Separate out the lines that hold "this".

──────── RECORDS

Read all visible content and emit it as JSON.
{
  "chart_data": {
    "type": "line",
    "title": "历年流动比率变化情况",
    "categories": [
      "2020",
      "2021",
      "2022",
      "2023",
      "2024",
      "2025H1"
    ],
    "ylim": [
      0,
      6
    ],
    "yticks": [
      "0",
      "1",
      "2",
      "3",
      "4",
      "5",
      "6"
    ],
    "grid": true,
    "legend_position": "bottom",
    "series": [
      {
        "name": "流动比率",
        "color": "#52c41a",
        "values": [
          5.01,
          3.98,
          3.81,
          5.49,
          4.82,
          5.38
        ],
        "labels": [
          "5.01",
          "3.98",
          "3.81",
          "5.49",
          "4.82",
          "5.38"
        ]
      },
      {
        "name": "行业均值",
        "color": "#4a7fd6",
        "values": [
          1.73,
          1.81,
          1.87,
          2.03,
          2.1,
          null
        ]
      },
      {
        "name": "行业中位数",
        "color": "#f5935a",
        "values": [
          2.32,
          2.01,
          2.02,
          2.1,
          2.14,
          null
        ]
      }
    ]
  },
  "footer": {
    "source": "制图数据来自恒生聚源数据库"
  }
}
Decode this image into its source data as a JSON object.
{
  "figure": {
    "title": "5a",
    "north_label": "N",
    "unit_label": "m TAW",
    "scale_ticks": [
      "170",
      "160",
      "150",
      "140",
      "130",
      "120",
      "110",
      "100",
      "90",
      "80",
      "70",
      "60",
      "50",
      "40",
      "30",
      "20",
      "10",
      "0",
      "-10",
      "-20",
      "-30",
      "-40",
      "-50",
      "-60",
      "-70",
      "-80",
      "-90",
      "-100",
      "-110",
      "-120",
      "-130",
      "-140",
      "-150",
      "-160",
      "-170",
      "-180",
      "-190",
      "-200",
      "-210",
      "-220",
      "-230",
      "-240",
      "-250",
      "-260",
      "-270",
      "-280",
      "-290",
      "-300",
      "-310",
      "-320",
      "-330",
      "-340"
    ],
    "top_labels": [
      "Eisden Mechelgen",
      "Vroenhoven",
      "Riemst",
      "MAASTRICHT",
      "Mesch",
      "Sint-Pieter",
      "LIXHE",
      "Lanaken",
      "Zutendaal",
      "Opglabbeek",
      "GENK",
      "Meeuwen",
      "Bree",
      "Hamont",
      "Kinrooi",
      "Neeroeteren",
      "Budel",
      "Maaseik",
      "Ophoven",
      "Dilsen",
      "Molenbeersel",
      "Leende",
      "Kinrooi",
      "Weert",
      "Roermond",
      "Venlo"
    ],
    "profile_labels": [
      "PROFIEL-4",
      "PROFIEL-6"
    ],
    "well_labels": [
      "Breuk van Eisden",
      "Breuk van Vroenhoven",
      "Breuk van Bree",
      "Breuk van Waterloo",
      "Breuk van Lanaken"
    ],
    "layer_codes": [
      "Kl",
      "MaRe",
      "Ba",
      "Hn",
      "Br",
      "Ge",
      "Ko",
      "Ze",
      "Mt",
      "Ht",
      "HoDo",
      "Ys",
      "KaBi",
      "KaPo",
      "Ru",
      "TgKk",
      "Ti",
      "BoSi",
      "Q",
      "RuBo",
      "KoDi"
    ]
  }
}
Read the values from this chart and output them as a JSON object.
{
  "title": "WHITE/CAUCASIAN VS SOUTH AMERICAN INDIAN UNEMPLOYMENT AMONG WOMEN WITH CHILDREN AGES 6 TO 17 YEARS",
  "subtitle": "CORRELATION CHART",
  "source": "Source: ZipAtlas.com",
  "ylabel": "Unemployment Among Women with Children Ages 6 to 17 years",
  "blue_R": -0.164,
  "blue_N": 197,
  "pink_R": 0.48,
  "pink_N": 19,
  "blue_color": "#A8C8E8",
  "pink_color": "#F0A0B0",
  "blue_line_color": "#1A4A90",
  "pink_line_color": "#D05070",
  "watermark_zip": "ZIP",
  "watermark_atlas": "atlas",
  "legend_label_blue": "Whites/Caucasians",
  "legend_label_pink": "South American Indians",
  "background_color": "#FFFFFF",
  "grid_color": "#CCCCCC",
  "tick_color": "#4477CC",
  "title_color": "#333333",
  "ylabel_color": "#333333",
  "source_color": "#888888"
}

────────────────

**THE OUTPUT:**
Decode this image into its source data as a JSON object.
Read the values from this chart and output them as a JSON object.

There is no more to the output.